**What to work on**
Report how many lines below contain the word "direktiv", and give only that number.

(Dataset items)
■ ■ ■ ■

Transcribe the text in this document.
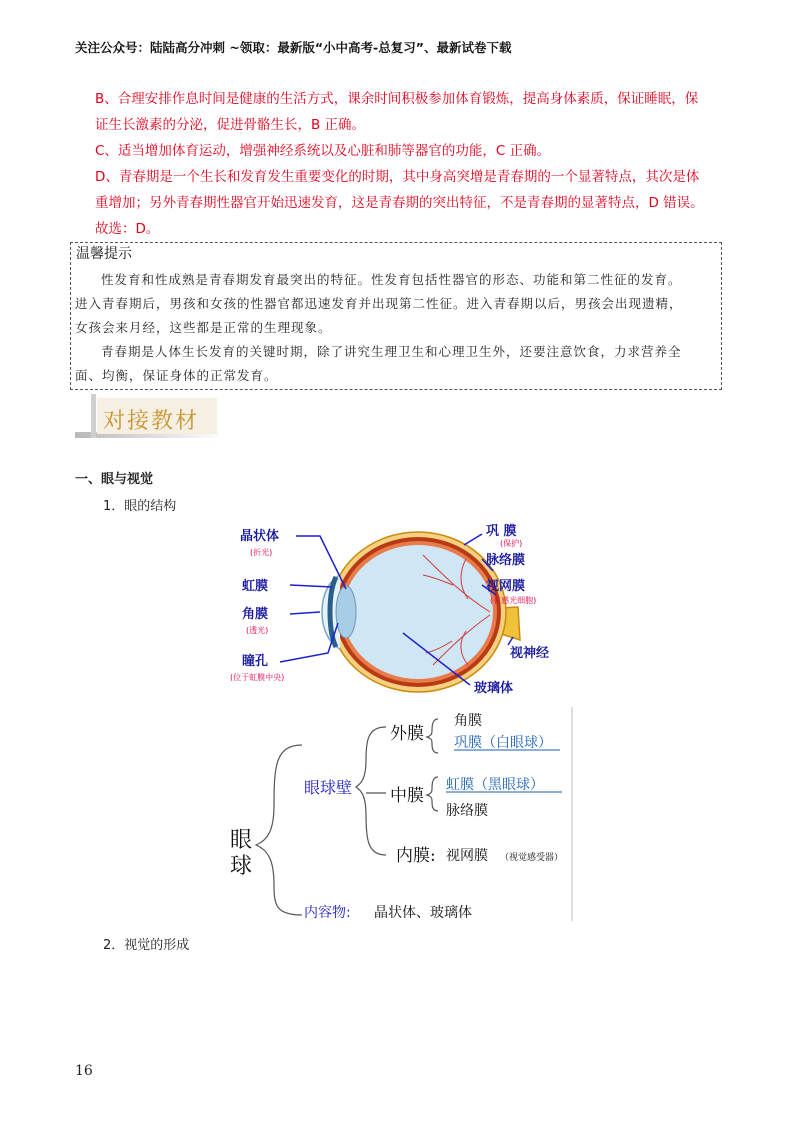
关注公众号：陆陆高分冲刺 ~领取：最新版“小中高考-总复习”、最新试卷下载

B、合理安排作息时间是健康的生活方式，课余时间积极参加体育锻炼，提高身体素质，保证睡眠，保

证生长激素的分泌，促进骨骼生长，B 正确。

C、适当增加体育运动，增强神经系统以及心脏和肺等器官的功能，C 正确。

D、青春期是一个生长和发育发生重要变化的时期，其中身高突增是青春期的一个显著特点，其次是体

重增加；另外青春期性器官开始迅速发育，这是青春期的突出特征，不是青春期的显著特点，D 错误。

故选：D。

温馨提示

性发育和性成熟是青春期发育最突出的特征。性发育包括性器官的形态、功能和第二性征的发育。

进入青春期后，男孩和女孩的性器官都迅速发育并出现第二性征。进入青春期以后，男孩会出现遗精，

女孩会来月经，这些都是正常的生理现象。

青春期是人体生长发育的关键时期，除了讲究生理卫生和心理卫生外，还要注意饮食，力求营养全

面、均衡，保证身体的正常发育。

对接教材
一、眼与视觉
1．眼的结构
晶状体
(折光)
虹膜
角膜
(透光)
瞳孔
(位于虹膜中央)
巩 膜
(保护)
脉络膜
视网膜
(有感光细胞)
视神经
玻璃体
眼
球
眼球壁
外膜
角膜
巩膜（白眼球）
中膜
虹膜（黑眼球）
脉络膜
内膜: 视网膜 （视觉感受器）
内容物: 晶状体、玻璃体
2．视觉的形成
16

■ ■ ■ ■

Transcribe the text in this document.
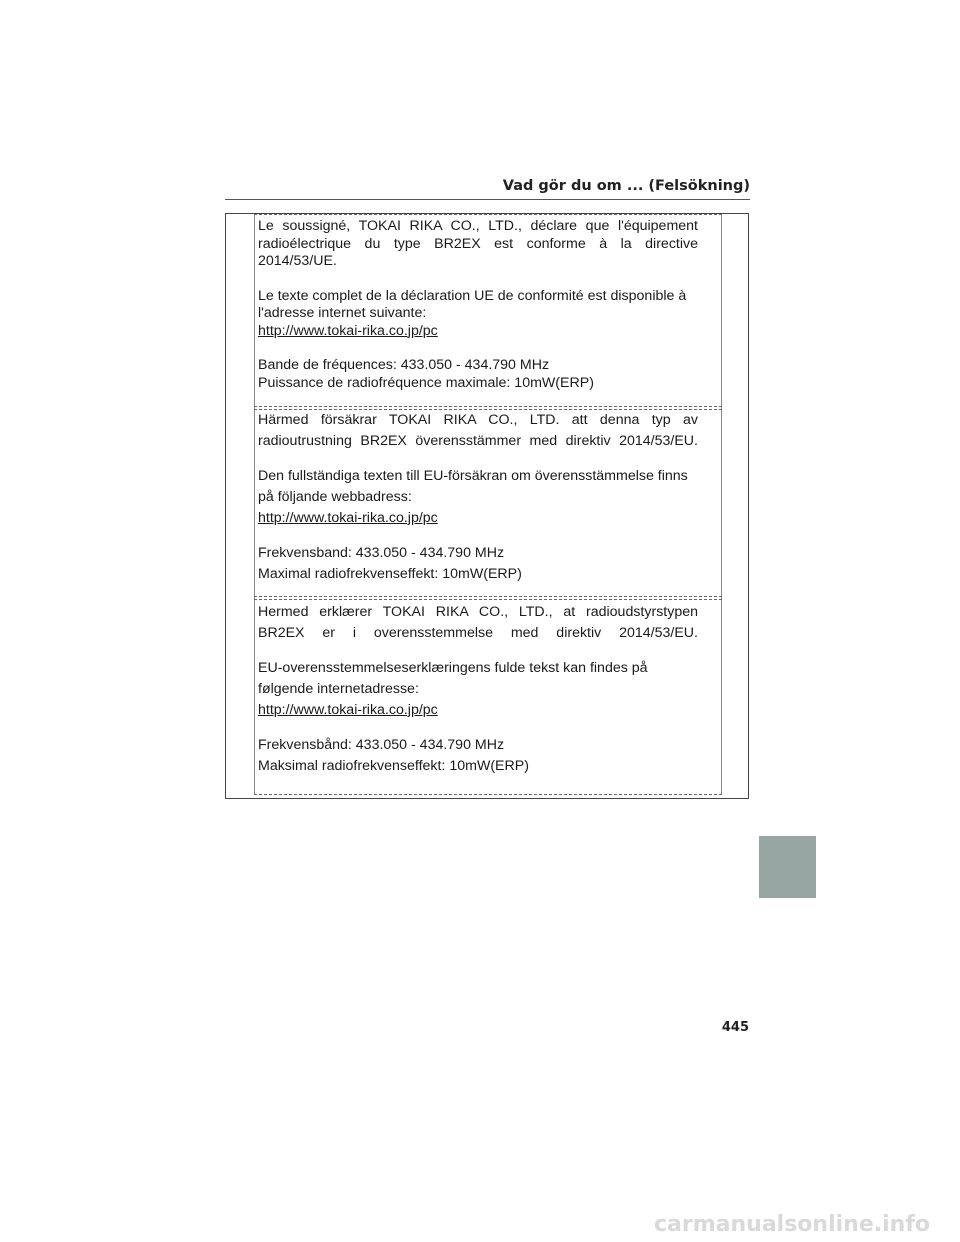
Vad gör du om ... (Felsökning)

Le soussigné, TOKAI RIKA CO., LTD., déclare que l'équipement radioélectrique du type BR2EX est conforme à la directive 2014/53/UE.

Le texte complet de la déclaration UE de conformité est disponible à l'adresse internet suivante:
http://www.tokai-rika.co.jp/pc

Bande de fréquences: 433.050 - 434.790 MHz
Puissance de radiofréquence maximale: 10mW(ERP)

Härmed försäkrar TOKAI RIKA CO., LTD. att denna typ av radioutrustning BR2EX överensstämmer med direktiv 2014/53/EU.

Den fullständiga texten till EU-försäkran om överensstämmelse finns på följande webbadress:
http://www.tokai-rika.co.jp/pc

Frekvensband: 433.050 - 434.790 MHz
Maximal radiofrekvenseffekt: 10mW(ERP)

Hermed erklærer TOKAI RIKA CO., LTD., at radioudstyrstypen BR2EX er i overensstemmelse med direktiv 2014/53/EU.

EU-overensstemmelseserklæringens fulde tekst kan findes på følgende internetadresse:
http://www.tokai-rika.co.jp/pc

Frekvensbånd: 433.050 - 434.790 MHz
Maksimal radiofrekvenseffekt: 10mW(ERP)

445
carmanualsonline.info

■ ■ ■ ■

**Solved problem**
2